Dataset rows —
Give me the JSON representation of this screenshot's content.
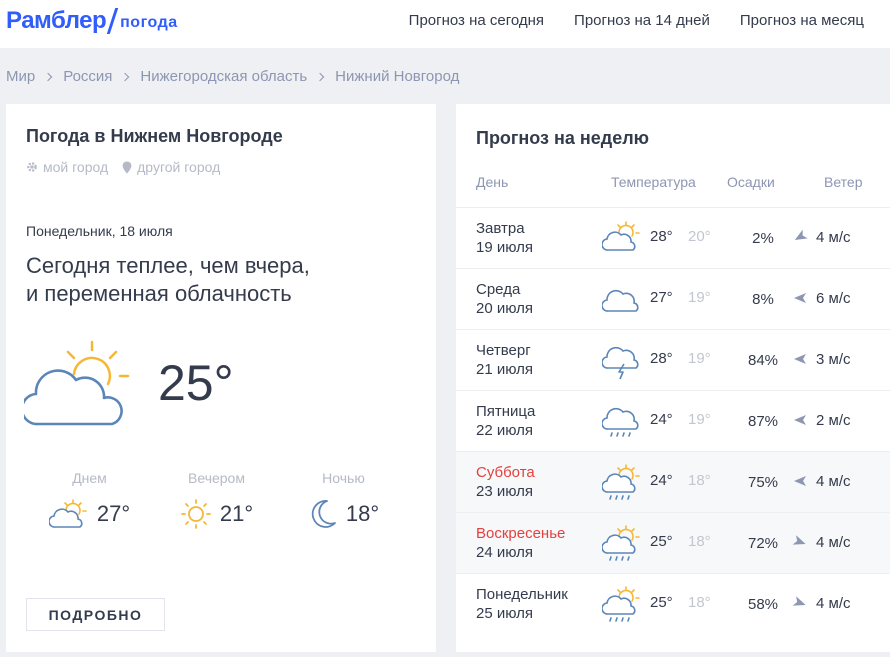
{
  "header": {
    "logo_main": "Рамблер",
    "logo_sub": "погода",
    "nav": [
      "Прогноз на сегодня",
      "Прогноз на 14 дней",
      "Прогноз на месяц"
    ]
  },
  "breadcrumb": [
    "Мир",
    "Россия",
    "Нижегородская область",
    "Нижний Новгород"
  ],
  "current": {
    "title": "Погода в Нижнем Новгороде",
    "link_my_city": "мой город",
    "link_other_city": "другой город",
    "date": "Понедельник, 18 июля",
    "summary_line1": "Сегодня теплее, чем вчера,",
    "summary_line2": "и переменная облачность",
    "icon": "partly-cloudy-icon",
    "temp": "25°",
    "parts": [
      {
        "label": "Днем",
        "temp": "27°",
        "icon": "partly-cloudy-icon"
      },
      {
        "label": "Вечером",
        "temp": "21°",
        "icon": "sun-icon"
      },
      {
        "label": "Ночью",
        "temp": "18°",
        "icon": "moon-icon"
      }
    ],
    "more_button": "ПОДРОБНО"
  },
  "week": {
    "title": "Прогноз на неделю",
    "columns": {
      "day": "День",
      "temp": "Температура",
      "precip": "Осадки",
      "wind": "Ветер"
    },
    "rows": [
      {
        "day": "Завтра",
        "date": "19 июля",
        "icon": "partly-cloudy",
        "t_day": "28°",
        "t_night": "20°",
        "precip": "2%",
        "wind": "4 м/с",
        "weekend": false
      },
      {
        "day": "Среда",
        "date": "20 июля",
        "icon": "cloudy",
        "t_day": "27°",
        "t_night": "19°",
        "precip": "8%",
        "wind": "6 м/с",
        "weekend": false
      },
      {
        "day": "Четверг",
        "date": "21 июля",
        "icon": "thunder",
        "t_day": "28°",
        "t_night": "19°",
        "precip": "84%",
        "wind": "3 м/с",
        "weekend": false
      },
      {
        "day": "Пятница",
        "date": "22 июля",
        "icon": "rain",
        "t_day": "24°",
        "t_night": "19°",
        "precip": "87%",
        "wind": "2 м/с",
        "weekend": false
      },
      {
        "day": "Суббота",
        "date": "23 июля",
        "icon": "sun-rain",
        "t_day": "24°",
        "t_night": "18°",
        "precip": "75%",
        "wind": "4 м/с",
        "weekend": true
      },
      {
        "day": "Воскресенье",
        "date": "24 июля",
        "icon": "sun-rain",
        "t_day": "25°",
        "t_night": "18°",
        "precip": "72%",
        "wind": "4 м/с",
        "weekend": true
      },
      {
        "day": "Понедельник",
        "date": "25 июля",
        "icon": "sun-rain",
        "t_day": "25°",
        "t_night": "18°",
        "precip": "58%",
        "wind": "4 м/с",
        "weekend": false
      }
    ]
  },
  "colors": {
    "brand": "#315efb",
    "weekend": "#e4403e",
    "cloud": "#5b86b8",
    "sun": "#f5b836"
  }
}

Task description —
Quote each record exactly as it stands, minus the pictures.

Solved problem —
Give me the JSON representation of this screenshot's content.
{
  "header": {
    "logo_main": "Рамблер",
    "logo_sub": "погода",
    "nav": [
      "Прогноз на сегодня",
      "Прогноз на 14 дней",
      "Прогноз на месяц"
    ]
  },
  "breadcrumb": [
    "Мир",
    "Россия",
    "Нижегородская область",
    "Нижний Новгород"
  ],
  "current": {
    "title": "Погода в Нижнем Новгороде",
    "link_my_city": "мой город",
    "link_other_city": "другой город",
    "date": "Понедельник, 18 июля",
    "summary_line1": "Сегодня теплее, чем вчера,",
    "summary_line2": "и переменная облачность",
    "icon": "partly-cloudy-icon",
    "temp": "25°",
    "parts": [
      {
        "label": "Днем",
        "temp": "27°",
        "icon": "partly-cloudy-icon"
      },
      {
        "label": "Вечером",
        "temp": "21°",
        "icon": "sun-icon"
      },
      {
        "label": "Ночью",
        "temp": "18°",
        "icon": "moon-icon"
      }
    ],
    "more_button": "ПОДРОБНО"
  },
  "week": {
    "title": "Прогноз на неделю",
    "columns": {
      "day": "День",
      "temp": "Температура",
      "precip": "Осадки",
      "wind": "Ветер"
    },
    "rows": [
      {
        "day": "Завтра",
        "date": "19 июля",
        "icon": "partly-cloudy",
        "t_day": "28°",
        "t_night": "20°",
        "precip": "2%",
        "wind": "4 м/с",
        "weekend": false
      },
      {
        "day": "Среда",
        "date": "20 июля",
        "icon": "cloudy",
        "t_day": "27°",
        "t_night": "19°",
        "precip": "8%",
        "wind": "6 м/с",
        "weekend": false
      },
      {
        "day": "Четверг",
        "date": "21 июля",
        "icon": "thunder",
        "t_day": "28°",
        "t_night": "19°",
        "precip": "84%",
        "wind": "3 м/с",
        "weekend": false
      },
      {
        "day": "Пятница",
        "date": "22 июля",
        "icon": "rain",
        "t_day": "24°",
        "t_night": "19°",
        "precip": "87%",
        "wind": "2 м/с",
        "weekend": false
      },
      {
        "day": "Суббота",
        "date": "23 июля",
        "icon": "sun-rain",
        "t_day": "24°",
        "t_night": "18°",
        "precip": "75%",
        "wind": "4 м/с",
        "weekend": true
      },
      {
        "day": "Воскресенье",
        "date": "24 июля",
        "icon": "sun-rain",
        "t_day": "25°",
        "t_night": "18°",
        "precip": "72%",
        "wind": "4 м/с",
        "weekend": true
      },
      {
        "day": "Понедельник",
        "date": "25 июля",
        "icon": "sun-rain",
        "t_day": "25°",
        "t_night": "18°",
        "precip": "58%",
        "wind": "4 м/с",
        "weekend": false
      }
    ]
  },
  "colors": {
    "brand": "#315efb",
    "weekend": "#e4403e",
    "cloud": "#5b86b8",
    "sun": "#f5b836"
  }
}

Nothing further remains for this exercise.